(Set exercise):
Extract the final stretch of the data: the line that contains "What text is on this page?" and every line after it, unaltered, and no other lines.

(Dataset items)

○ ○ ○ ○ ○ ○ ○

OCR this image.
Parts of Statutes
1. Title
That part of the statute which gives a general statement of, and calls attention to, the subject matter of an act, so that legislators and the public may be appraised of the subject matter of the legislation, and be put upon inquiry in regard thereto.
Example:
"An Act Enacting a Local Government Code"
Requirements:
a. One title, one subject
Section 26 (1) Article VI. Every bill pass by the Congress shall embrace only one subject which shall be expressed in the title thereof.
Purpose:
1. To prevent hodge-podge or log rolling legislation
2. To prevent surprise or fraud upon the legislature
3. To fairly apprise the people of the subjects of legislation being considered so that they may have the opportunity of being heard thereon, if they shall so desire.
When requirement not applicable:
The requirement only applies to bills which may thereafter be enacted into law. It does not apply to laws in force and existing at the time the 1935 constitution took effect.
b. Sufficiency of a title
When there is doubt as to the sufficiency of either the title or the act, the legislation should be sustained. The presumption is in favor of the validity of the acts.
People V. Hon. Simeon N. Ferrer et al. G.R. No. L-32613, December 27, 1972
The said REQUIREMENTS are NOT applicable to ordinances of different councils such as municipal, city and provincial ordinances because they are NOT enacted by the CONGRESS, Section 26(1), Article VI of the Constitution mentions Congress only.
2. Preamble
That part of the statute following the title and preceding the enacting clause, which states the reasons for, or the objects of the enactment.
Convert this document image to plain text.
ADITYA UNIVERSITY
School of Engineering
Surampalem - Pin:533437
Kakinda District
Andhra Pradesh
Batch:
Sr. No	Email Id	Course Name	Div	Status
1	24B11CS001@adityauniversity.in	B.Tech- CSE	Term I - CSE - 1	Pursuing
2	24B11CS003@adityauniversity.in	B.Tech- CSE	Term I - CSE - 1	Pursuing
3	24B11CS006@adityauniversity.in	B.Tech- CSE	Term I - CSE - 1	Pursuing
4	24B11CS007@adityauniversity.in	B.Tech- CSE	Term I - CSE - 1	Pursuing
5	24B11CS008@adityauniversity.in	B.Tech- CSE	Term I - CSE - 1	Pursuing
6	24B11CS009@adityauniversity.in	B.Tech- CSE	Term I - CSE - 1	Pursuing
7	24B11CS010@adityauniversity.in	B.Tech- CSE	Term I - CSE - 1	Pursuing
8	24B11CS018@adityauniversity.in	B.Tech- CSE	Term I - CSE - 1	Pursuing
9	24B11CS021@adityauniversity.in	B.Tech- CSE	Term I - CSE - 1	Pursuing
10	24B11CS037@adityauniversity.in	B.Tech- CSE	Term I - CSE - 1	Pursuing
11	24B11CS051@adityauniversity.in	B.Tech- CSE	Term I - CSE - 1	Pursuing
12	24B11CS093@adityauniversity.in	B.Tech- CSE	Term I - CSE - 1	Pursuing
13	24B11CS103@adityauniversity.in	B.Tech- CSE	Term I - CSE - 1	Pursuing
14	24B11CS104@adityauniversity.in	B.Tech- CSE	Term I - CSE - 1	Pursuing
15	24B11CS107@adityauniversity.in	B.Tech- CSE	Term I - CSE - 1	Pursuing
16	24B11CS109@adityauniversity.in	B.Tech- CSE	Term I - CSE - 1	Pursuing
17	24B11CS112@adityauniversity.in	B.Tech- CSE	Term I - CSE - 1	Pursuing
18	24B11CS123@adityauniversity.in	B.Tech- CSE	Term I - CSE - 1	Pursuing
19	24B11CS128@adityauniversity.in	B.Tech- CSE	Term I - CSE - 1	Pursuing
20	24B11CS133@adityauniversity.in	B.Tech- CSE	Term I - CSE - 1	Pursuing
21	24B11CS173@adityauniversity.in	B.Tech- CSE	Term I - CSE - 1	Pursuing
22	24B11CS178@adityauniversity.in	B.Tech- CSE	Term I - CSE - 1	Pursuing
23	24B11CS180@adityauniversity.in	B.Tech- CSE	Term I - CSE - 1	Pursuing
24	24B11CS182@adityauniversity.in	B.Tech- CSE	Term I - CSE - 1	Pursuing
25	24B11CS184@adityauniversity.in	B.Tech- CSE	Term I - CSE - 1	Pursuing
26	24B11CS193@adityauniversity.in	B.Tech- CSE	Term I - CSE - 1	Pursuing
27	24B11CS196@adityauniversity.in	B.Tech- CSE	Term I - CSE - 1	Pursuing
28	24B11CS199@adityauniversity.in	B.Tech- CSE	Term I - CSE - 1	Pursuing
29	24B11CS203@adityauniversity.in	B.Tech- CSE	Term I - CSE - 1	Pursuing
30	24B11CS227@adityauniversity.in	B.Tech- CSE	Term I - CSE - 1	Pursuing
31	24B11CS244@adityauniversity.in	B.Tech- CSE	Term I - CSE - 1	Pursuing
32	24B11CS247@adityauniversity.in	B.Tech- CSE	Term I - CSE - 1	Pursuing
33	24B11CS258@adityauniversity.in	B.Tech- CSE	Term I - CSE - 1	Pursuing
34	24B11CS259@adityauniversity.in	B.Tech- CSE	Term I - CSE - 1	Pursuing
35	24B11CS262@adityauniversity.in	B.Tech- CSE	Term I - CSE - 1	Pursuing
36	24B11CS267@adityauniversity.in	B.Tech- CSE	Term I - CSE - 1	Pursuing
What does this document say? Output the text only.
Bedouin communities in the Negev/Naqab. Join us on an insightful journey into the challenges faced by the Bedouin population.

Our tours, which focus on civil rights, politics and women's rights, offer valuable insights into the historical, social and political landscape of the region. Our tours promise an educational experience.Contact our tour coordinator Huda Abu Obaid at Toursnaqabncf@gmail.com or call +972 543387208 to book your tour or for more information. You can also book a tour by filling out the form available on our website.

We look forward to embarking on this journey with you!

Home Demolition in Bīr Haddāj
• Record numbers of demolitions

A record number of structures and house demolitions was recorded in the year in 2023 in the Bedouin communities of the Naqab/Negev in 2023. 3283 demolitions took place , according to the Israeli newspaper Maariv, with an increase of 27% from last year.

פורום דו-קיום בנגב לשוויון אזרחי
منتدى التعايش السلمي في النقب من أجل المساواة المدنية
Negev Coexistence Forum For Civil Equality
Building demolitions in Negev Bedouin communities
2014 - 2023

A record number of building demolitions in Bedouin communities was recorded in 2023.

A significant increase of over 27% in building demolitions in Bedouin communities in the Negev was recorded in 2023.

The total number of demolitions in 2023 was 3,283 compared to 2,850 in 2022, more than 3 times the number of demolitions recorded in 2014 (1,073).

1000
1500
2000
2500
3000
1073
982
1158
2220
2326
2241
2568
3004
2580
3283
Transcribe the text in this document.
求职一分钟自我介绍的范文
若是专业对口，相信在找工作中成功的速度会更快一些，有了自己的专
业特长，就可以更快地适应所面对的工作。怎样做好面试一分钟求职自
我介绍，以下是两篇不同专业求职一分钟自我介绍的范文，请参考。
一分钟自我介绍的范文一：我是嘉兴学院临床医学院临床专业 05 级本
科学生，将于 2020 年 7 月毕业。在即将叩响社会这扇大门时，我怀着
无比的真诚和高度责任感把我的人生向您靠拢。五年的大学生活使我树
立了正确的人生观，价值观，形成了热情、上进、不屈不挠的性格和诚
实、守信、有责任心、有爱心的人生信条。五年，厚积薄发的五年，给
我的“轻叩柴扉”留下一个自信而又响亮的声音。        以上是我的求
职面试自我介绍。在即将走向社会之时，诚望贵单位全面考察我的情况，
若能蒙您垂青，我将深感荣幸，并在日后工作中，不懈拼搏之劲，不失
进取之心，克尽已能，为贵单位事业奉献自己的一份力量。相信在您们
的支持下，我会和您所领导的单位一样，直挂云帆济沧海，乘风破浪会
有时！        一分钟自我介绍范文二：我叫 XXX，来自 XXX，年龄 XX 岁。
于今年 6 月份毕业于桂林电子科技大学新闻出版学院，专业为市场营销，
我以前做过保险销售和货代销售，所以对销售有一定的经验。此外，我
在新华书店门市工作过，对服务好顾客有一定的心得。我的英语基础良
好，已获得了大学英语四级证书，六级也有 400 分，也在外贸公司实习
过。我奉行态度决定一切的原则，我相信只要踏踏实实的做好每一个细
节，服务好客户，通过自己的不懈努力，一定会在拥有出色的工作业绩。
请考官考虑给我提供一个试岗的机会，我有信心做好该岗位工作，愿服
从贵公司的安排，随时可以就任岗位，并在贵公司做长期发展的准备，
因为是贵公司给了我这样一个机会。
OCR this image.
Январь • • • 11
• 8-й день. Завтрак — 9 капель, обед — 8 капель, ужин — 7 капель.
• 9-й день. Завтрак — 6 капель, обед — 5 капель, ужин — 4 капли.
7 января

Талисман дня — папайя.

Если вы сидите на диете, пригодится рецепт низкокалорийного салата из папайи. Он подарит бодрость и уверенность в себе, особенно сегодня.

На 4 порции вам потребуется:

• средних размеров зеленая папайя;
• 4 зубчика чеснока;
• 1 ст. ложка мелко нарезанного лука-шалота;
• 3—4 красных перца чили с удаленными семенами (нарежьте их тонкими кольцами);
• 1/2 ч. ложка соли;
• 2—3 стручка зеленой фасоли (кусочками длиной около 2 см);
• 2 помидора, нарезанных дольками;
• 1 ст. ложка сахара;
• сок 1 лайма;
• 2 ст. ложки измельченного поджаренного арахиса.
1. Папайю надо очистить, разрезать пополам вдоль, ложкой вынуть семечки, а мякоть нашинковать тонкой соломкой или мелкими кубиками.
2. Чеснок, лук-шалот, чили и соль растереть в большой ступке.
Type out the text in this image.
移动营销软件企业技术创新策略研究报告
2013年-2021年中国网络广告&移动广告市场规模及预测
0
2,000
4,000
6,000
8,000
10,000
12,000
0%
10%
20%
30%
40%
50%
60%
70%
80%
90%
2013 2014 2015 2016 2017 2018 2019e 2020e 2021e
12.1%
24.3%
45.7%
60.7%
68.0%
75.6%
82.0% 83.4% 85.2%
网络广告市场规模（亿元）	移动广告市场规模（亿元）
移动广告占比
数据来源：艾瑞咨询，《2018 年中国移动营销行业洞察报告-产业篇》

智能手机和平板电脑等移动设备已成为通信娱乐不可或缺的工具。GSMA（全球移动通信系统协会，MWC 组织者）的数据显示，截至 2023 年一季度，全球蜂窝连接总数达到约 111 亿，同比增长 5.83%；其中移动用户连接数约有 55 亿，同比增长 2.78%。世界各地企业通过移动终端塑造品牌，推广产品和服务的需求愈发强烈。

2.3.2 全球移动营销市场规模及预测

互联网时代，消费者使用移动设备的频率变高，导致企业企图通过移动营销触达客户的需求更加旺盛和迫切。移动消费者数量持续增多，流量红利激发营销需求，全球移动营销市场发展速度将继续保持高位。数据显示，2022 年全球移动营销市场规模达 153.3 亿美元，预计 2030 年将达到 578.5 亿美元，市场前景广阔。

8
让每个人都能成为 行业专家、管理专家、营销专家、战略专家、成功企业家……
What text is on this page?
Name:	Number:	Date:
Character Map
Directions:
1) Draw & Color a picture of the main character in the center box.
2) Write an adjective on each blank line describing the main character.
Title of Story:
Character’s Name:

○ ○ ○ ○ ○ ○ ○

(Full response):
What text is on this page?
Name:	Number:	Date:
Character Map
Directions:
1) Draw & Color a picture of the main character in the center box.
2) Write an adjective on each blank line describing the main character.
Title of Story:
Character’s Name:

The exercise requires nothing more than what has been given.